(Dataset records)
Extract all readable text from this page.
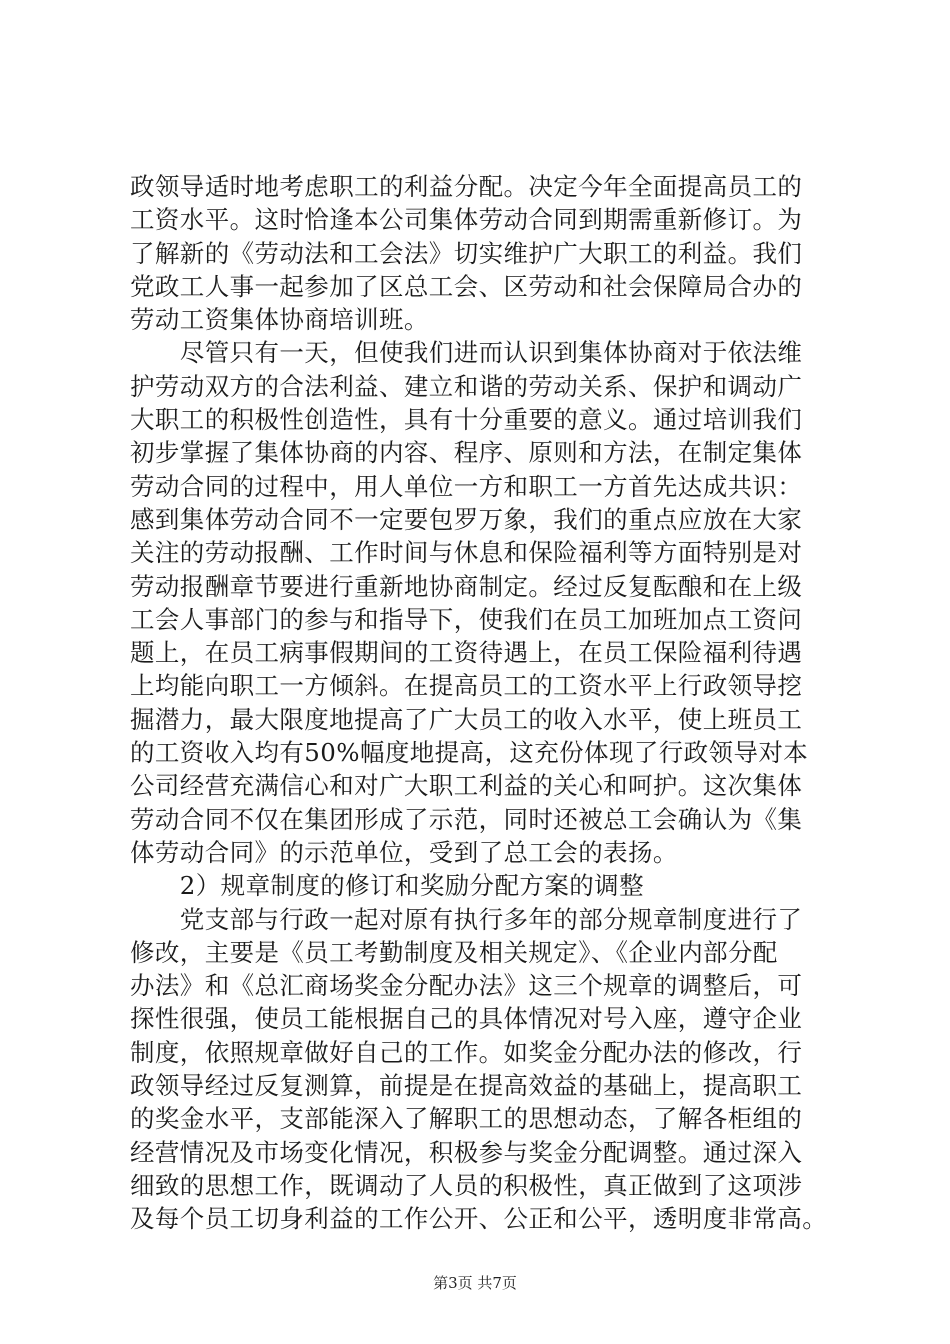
政领导适时地考虑职工的利益分配。决定今年全面提高员工的
工资水平。这时恰逢本公司集体劳动合同到期需重新修订。为
了解新的《劳动法和工会法》切实维护广大职工的利益。我们
党政工人事一起参加了区总工会、区劳动和社会保障局合办的
劳动工资集体协商培训班。
　　尽管只有一天，但使我们进而认识到集体协商对于依法维
护劳动双方的合法利益、建立和谐的劳动关系、保护和调动广
大职工的积极性创造性，具有十分重要的意义。通过培训我们
初步掌握了集体协商的内容、程序、原则和方法，在制定集体
劳动合同的过程中，用人单位一方和职工一方首先达成共识：
感到集体劳动合同不一定要包罗万象，我们的重点应放在大家
关注的劳动报酬、工作时间与休息和保险福利等方面特别是对
劳动报酬章节要进行重新地协商制定。经过反复酝酿和在上级
工会人事部门的参与和指导下，使我们在员工加班加点工资问
题上，在员工病事假期间的工资待遇上，在员工保险福利待遇
上均能向职工一方倾斜。在提高员工的工资水平上行政领导挖
掘潜力，最大限度地提高了广大员工的收入水平，使上班员工
的工资收入均有50%幅度地提高，这充份体现了行政领导对本
公司经营充满信心和对广大职工利益的关心和呵护。这次集体
劳动合同不仅在集团形成了示范，同时还被总工会确认为《集
体劳动合同》的示范单位，受到了总工会的表扬。
　　2）规章制度的修订和奖励分配方案的调整
　　党支部与行政一起对原有执行多年的部分规章制度进行了
修改，主要是《员工考勤制度及相关规定》、《企业内部分配
办法》和《总汇商场奖金分配办法》这三个规章的调整后，可
探性很强，使员工能根据自己的具体情况对号入座，遵守企业
制度，依照规章做好自己的工作。如奖金分配办法的修改，行
政领导经过反复测算，前提是在提高效益的基础上，提高职工
的奖金水平，支部能深入了解职工的思想动态，了解各柜组的
经营情况及市场变化情况，积极参与奖金分配调整。通过深入
细致的思想工作，既调动了人员的积极性，真正做到了这项涉
及每个员工切身利益的工作公开、公正和公平，透明度非常高。
第3页 共7页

# Your instructions
Reproduce the data word for word, excluding its pictures.

# Final result
Extract all readable text from this page.
政领导适时地考虑职工的利益分配。决定今年全面提高员工的
工资水平。这时恰逢本公司集体劳动合同到期需重新修订。为
了解新的《劳动法和工会法》切实维护广大职工的利益。我们
党政工人事一起参加了区总工会、区劳动和社会保障局合办的
劳动工资集体协商培训班。
　　尽管只有一天，但使我们进而认识到集体协商对于依法维
护劳动双方的合法利益、建立和谐的劳动关系、保护和调动广
大职工的积极性创造性，具有十分重要的意义。通过培训我们
初步掌握了集体协商的内容、程序、原则和方法，在制定集体
劳动合同的过程中，用人单位一方和职工一方首先达成共识：
感到集体劳动合同不一定要包罗万象，我们的重点应放在大家
关注的劳动报酬、工作时间与休息和保险福利等方面特别是对
劳动报酬章节要进行重新地协商制定。经过反复酝酿和在上级
工会人事部门的参与和指导下，使我们在员工加班加点工资问
题上，在员工病事假期间的工资待遇上，在员工保险福利待遇
上均能向职工一方倾斜。在提高员工的工资水平上行政领导挖
掘潜力，最大限度地提高了广大员工的收入水平，使上班员工
的工资收入均有50%幅度地提高，这充份体现了行政领导对本
公司经营充满信心和对广大职工利益的关心和呵护。这次集体
劳动合同不仅在集团形成了示范，同时还被总工会确认为《集
体劳动合同》的示范单位，受到了总工会的表扬。
　　2）规章制度的修订和奖励分配方案的调整
　　党支部与行政一起对原有执行多年的部分规章制度进行了
修改，主要是《员工考勤制度及相关规定》、《企业内部分配
办法》和《总汇商场奖金分配办法》这三个规章的调整后，可
探性很强，使员工能根据自己的具体情况对号入座，遵守企业
制度，依照规章做好自己的工作。如奖金分配办法的修改，行
政领导经过反复测算，前提是在提高效益的基础上，提高职工
的奖金水平，支部能深入了解职工的思想动态，了解各柜组的
经营情况及市场变化情况，积极参与奖金分配调整。通过深入
细致的思想工作，既调动了人员的积极性，真正做到了这项涉
及每个员工切身利益的工作公开、公正和公平，透明度非常高。
第3页 共7页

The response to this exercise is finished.